╔══
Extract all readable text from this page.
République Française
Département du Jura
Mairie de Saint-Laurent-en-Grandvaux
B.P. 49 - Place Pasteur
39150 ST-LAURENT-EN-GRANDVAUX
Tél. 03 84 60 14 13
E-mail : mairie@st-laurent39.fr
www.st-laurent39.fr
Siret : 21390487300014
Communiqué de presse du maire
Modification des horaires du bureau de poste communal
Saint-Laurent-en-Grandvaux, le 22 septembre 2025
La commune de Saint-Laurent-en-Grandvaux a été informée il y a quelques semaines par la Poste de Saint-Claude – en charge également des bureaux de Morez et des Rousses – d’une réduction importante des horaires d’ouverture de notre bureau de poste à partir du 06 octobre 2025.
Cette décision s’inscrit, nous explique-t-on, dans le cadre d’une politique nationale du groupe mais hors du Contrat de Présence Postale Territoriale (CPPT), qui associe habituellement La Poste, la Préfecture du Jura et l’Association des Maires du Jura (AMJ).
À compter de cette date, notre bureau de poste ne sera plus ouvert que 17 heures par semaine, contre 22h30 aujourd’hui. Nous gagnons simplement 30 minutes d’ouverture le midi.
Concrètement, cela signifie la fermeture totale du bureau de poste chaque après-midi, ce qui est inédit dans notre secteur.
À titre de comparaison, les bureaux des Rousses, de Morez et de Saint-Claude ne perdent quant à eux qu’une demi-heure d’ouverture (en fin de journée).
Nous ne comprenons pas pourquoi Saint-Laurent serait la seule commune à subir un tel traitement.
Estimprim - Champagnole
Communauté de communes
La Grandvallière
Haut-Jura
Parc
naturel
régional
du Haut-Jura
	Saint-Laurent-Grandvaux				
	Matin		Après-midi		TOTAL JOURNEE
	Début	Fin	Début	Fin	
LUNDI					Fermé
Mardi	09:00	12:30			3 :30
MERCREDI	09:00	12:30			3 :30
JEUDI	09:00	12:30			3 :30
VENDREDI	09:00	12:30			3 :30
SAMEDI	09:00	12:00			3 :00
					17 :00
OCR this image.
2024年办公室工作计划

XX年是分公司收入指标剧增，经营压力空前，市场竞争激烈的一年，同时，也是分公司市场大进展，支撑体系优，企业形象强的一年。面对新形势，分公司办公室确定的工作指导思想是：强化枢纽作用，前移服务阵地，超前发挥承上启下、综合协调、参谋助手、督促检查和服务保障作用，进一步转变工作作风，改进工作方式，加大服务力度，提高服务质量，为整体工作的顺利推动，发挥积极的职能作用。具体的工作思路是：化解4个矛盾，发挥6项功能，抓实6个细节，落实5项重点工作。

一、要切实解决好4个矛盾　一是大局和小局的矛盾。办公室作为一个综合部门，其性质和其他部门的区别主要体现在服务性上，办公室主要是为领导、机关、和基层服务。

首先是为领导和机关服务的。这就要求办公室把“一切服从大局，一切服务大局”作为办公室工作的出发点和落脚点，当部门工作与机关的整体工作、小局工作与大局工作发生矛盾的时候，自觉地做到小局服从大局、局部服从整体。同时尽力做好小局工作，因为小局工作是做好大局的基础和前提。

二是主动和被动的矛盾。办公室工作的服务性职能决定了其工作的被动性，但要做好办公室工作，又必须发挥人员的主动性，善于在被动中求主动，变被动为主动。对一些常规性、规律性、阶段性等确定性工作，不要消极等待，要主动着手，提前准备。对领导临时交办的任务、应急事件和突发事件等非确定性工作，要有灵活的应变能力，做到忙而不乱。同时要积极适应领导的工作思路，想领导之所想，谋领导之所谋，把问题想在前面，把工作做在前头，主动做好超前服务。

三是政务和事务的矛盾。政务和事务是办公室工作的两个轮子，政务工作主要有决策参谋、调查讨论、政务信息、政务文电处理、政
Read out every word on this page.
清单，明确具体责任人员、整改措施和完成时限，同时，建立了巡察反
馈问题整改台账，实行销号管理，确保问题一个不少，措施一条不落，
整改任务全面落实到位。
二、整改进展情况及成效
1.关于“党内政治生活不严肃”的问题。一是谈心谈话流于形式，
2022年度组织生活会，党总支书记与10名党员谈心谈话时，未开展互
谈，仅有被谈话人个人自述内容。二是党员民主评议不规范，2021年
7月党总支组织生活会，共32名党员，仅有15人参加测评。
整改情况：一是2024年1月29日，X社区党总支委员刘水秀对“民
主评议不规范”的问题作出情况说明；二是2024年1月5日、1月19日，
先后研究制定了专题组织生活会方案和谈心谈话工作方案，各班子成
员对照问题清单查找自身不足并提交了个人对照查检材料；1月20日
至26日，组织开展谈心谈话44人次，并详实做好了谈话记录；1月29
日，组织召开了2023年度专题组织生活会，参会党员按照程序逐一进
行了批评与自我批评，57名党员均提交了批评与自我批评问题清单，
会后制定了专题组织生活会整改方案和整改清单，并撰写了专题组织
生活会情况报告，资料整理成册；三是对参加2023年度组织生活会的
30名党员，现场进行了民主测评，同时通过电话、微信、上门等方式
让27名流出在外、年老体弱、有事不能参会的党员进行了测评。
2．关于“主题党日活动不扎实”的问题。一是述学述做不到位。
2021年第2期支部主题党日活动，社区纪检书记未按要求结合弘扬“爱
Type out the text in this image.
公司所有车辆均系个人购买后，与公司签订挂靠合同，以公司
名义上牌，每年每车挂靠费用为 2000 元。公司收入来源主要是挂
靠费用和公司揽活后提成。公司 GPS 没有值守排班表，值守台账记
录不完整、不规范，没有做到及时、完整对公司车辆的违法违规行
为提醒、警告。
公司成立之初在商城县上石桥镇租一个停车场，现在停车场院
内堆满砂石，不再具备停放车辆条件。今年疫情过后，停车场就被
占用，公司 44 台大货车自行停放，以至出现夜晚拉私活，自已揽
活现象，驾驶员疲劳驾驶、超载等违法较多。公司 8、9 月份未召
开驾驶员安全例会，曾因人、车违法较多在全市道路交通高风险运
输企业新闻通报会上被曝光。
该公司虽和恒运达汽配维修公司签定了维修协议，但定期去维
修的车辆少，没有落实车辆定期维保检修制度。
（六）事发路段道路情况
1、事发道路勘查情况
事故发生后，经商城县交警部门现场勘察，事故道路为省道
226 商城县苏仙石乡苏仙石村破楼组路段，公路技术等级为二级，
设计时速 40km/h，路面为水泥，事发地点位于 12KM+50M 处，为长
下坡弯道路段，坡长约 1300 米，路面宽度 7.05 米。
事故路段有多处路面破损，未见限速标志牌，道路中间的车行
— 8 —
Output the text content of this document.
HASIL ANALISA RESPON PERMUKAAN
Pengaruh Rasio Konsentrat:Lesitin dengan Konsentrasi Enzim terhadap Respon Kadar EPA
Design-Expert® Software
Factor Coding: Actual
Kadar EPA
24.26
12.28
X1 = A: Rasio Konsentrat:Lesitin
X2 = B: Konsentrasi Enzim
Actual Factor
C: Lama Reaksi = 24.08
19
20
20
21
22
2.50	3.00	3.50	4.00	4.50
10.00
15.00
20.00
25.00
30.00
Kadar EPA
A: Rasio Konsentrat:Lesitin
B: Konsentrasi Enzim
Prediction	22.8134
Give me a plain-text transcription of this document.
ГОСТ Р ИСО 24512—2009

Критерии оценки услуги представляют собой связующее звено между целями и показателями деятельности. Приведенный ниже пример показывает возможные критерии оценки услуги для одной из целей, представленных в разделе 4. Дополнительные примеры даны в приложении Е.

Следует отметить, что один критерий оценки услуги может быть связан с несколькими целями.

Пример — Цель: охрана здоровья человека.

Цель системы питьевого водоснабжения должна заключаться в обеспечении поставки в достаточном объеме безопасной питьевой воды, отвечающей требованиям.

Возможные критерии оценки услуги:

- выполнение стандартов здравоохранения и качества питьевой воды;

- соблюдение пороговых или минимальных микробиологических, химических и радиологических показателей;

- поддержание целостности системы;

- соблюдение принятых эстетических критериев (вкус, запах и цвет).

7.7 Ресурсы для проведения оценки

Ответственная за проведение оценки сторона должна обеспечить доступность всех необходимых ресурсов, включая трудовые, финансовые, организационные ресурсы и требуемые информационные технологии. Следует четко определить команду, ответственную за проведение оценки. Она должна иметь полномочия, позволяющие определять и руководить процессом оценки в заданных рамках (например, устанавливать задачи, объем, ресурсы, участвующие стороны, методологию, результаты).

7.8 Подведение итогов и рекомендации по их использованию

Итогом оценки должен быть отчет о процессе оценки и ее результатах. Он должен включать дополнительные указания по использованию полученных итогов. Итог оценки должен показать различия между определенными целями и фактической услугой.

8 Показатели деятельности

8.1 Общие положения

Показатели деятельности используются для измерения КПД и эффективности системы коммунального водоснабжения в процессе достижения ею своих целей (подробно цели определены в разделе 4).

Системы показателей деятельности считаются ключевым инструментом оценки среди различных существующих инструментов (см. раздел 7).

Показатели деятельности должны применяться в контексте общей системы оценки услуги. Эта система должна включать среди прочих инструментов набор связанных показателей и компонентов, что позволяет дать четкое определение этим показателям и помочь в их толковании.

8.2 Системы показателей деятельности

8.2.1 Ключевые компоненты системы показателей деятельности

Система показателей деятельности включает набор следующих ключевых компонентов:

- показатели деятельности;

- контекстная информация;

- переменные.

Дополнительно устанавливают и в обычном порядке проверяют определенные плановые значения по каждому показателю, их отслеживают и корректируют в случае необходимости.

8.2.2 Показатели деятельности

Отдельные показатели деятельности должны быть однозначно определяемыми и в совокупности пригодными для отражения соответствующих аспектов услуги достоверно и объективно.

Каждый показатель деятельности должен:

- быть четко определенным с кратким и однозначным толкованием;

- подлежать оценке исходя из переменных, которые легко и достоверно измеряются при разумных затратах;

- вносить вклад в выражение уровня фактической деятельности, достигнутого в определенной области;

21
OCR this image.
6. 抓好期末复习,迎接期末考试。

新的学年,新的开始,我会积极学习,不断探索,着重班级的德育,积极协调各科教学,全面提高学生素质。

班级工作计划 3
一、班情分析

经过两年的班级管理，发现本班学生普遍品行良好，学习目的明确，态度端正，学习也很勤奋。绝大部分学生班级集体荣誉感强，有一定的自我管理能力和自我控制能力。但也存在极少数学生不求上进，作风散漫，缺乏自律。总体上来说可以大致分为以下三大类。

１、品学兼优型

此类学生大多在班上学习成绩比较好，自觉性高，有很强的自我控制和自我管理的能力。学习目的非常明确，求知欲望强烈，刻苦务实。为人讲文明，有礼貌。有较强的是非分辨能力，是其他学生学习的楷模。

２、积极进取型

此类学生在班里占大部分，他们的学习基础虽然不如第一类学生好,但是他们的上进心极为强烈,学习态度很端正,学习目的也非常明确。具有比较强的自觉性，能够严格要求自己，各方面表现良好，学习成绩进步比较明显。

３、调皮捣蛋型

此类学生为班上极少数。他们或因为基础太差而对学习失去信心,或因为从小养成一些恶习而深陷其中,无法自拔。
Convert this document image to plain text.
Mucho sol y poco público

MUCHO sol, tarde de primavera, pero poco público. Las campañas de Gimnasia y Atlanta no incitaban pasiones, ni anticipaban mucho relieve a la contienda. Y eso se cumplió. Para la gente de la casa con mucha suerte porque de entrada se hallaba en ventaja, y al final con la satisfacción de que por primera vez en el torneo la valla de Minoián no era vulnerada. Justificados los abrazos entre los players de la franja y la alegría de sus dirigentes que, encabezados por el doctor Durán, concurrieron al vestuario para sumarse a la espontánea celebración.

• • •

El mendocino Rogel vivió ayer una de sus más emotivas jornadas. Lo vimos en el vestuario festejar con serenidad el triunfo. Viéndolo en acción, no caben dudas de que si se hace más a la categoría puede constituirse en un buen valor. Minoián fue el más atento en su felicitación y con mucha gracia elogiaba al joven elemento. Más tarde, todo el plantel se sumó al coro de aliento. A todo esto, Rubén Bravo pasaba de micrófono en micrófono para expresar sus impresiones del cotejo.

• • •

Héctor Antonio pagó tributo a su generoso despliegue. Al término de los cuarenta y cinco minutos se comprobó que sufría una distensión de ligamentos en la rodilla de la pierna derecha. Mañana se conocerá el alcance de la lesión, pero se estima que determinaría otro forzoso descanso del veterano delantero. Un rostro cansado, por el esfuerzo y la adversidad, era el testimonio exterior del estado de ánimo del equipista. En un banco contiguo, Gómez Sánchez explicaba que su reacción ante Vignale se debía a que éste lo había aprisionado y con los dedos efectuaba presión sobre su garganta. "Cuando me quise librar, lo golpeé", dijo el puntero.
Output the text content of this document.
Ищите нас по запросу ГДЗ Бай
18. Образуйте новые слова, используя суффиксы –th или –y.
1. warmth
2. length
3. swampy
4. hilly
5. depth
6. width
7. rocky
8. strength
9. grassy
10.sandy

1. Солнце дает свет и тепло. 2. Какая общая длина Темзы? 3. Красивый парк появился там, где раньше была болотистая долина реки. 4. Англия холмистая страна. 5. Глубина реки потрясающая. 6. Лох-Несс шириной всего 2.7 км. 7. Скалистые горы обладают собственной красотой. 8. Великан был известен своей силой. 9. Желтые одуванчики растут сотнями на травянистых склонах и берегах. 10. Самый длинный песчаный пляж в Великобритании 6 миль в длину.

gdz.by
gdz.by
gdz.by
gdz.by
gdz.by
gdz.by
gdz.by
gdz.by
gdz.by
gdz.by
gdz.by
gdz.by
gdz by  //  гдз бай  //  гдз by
╚══
> [WHAT IS ASKED] Of the lines in the data above, how many contain the word "Factor"? Give only that figure.

> [OUTPUT] 2